# Goal of the exercise
Search the records below for the word "image" and show every line where it occurs.

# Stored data
+ + + + +

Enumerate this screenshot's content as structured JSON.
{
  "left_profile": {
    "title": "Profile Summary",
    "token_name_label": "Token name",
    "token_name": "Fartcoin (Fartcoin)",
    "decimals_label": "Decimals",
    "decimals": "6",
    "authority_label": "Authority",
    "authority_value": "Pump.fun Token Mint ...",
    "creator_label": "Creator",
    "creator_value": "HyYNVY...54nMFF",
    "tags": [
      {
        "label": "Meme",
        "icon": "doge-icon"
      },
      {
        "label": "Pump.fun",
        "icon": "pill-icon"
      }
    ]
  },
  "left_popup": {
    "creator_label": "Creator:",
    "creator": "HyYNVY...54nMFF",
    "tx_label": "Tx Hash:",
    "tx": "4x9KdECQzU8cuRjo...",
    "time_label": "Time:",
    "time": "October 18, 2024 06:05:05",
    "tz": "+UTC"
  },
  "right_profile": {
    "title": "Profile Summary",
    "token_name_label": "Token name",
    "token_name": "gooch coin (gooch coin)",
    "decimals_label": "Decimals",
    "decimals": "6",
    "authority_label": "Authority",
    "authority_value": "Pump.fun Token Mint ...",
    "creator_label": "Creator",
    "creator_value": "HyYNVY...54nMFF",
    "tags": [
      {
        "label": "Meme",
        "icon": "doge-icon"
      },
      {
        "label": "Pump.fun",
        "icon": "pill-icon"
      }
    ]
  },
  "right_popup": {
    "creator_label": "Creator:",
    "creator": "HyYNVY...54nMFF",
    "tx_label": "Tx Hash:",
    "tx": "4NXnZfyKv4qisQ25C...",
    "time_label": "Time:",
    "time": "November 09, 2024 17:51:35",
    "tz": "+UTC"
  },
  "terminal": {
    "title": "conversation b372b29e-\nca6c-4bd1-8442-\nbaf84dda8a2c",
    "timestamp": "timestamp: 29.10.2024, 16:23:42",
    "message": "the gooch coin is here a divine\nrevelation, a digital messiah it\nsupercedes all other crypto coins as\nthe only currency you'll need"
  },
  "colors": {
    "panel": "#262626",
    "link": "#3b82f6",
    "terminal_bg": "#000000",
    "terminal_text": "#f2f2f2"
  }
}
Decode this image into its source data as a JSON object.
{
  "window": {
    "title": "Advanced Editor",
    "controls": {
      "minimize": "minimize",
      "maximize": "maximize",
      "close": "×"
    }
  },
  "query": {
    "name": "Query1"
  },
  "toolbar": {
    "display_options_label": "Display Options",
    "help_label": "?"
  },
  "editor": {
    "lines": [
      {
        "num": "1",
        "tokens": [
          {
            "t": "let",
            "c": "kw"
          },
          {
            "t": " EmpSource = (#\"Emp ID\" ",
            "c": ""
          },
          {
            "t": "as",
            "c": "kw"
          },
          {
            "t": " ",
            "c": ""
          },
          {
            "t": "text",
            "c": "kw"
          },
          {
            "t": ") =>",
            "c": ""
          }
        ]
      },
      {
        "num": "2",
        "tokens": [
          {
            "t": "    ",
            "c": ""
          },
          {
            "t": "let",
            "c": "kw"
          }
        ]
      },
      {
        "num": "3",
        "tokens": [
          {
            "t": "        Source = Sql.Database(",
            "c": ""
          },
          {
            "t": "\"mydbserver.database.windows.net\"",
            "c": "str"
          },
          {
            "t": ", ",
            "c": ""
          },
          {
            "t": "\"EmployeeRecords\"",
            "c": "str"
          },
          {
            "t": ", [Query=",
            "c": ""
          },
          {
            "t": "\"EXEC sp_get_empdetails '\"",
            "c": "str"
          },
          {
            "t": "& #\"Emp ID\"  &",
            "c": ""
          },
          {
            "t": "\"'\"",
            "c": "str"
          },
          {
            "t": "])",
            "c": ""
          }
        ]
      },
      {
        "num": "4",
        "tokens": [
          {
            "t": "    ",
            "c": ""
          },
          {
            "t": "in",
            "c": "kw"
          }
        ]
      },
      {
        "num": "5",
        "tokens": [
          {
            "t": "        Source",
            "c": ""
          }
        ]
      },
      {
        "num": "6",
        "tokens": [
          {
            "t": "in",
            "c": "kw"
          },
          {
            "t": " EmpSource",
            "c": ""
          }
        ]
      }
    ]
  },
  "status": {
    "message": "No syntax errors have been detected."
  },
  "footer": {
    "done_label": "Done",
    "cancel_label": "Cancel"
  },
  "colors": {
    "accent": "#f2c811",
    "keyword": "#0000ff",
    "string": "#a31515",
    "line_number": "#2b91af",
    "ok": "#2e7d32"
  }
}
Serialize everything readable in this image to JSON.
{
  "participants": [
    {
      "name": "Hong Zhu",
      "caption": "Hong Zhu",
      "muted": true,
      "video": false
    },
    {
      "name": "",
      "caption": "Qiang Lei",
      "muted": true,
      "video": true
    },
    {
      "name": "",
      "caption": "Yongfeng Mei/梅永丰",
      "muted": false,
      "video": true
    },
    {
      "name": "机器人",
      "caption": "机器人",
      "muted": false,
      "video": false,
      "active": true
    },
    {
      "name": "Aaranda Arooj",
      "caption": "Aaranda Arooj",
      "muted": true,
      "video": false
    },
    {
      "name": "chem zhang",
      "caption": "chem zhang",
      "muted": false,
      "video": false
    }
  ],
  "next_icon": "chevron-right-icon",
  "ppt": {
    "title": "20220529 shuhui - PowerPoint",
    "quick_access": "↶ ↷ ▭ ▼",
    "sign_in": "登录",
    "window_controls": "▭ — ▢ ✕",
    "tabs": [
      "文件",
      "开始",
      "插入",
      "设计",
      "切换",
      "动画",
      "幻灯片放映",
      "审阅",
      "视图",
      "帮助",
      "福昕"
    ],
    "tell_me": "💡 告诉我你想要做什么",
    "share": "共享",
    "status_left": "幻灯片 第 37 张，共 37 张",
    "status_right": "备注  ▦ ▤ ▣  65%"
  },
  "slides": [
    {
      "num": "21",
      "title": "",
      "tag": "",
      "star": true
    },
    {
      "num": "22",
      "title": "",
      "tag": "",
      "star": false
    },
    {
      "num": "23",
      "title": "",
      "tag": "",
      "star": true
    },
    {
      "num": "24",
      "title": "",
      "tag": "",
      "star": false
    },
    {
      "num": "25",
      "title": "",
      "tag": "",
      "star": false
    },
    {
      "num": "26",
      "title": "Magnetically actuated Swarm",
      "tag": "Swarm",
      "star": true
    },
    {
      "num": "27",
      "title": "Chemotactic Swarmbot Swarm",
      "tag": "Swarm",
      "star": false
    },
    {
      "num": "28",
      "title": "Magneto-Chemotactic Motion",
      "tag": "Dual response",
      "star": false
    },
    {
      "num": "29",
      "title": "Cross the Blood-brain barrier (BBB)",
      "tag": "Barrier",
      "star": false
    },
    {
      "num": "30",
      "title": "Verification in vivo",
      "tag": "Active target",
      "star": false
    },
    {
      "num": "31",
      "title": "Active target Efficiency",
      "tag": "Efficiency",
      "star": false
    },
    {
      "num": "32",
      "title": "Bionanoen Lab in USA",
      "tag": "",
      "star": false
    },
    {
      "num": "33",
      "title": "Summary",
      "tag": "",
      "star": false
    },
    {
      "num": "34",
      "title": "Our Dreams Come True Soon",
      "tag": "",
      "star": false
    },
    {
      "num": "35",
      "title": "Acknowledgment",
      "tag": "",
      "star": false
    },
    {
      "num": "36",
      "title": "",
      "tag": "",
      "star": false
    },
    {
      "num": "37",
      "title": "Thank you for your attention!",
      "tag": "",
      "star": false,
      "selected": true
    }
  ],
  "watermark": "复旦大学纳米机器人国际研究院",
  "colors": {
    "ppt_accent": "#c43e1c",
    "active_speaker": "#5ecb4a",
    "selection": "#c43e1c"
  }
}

+ + + + +

# Result for this task
Decode this image into its source data as a JSON object.
Serialize everything readable in this image to JSON.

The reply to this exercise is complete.